Return the entries below verbatim. Pictures stay out.

Extracted entries:
● ● ● ● ●

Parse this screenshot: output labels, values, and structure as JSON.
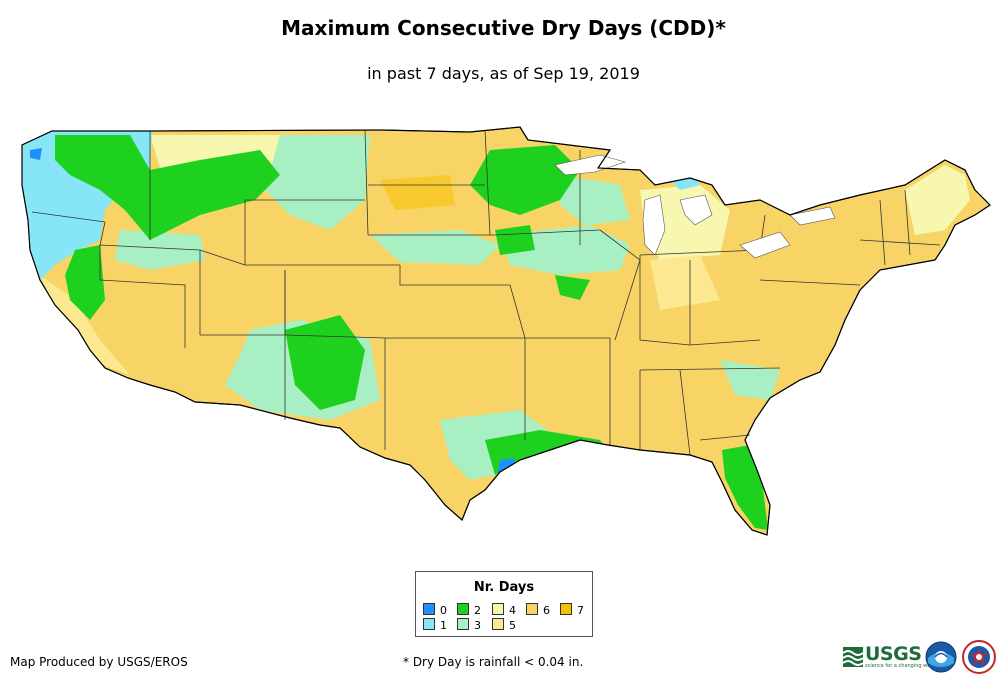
{
  "header": {
    "title": "Maximum Consecutive Dry Days (CDD)*",
    "subtitle": "in past 7 days, as of Sep 19, 2019"
  },
  "legend": {
    "title": "Nr. Days",
    "items": [
      {
        "label": "0",
        "color": "#1e90ff"
      },
      {
        "label": "1",
        "color": "#87e6f5"
      },
      {
        "label": "2",
        "color": "#1fd11f"
      },
      {
        "label": "3",
        "color": "#a8f0c4"
      },
      {
        "label": "4",
        "color": "#f7f7b0"
      },
      {
        "label": "5",
        "color": "#fbe890"
      },
      {
        "label": "6",
        "color": "#f8d466"
      },
      {
        "label": "7",
        "color": "#f5c000"
      }
    ]
  },
  "footer": {
    "credit": "Map Produced by USGS/EROS",
    "footnote": "* Dry Day is rainfall < 0.04 in."
  },
  "logos": {
    "usgs": "USGS",
    "usgs_tagline": "science for a changing world",
    "noaa": "noaa",
    "nws": "NATIONAL WEATHER SERVICE"
  },
  "map": {
    "region": "Contiguous United States",
    "dominant_class": "6",
    "areas": [
      {
        "name": "pacific-northwest",
        "class": "1"
      },
      {
        "name": "northern-rockies",
        "class": "2"
      },
      {
        "name": "northern-plains",
        "class": "3"
      },
      {
        "name": "upper-midwest",
        "class": "2"
      },
      {
        "name": "southwest",
        "class": "3"
      },
      {
        "name": "gulf-coast-texas-louisiana",
        "class": "2"
      },
      {
        "name": "florida",
        "class": "2"
      },
      {
        "name": "great-lakes",
        "class": "4"
      }
    ]
  }
}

● ● ● ● ●

Response for this exercise:
Parse this screenshot: output labels, values, and structure as JSON.
{
  "header": {
    "title": "Maximum Consecutive Dry Days (CDD)*",
    "subtitle": "in past 7 days, as of Sep 19, 2019"
  },
  "legend": {
    "title": "Nr. Days",
    "items": [
      {
        "label": "0",
        "color": "#1e90ff"
      },
      {
        "label": "1",
        "color": "#87e6f5"
      },
      {
        "label": "2",
        "color": "#1fd11f"
      },
      {
        "label": "3",
        "color": "#a8f0c4"
      },
      {
        "label": "4",
        "color": "#f7f7b0"
      },
      {
        "label": "5",
        "color": "#fbe890"
      },
      {
        "label": "6",
        "color": "#f8d466"
      },
      {
        "label": "7",
        "color": "#f5c000"
      }
    ]
  },
  "footer": {
    "credit": "Map Produced by USGS/EROS",
    "footnote": "* Dry Day is rainfall < 0.04 in."
  },
  "logos": {
    "usgs": "USGS",
    "usgs_tagline": "science for a changing world",
    "noaa": "noaa",
    "nws": "NATIONAL WEATHER SERVICE"
  },
  "map": {
    "region": "Contiguous United States",
    "dominant_class": "6",
    "areas": [
      {
        "name": "pacific-northwest",
        "class": "1"
      },
      {
        "name": "northern-rockies",
        "class": "2"
      },
      {
        "name": "northern-plains",
        "class": "3"
      },
      {
        "name": "upper-midwest",
        "class": "2"
      },
      {
        "name": "southwest",
        "class": "3"
      },
      {
        "name": "gulf-coast-texas-louisiana",
        "class": "2"
      },
      {
        "name": "florida",
        "class": "2"
      },
      {
        "name": "great-lakes",
        "class": "4"
      }
    ]
  }
}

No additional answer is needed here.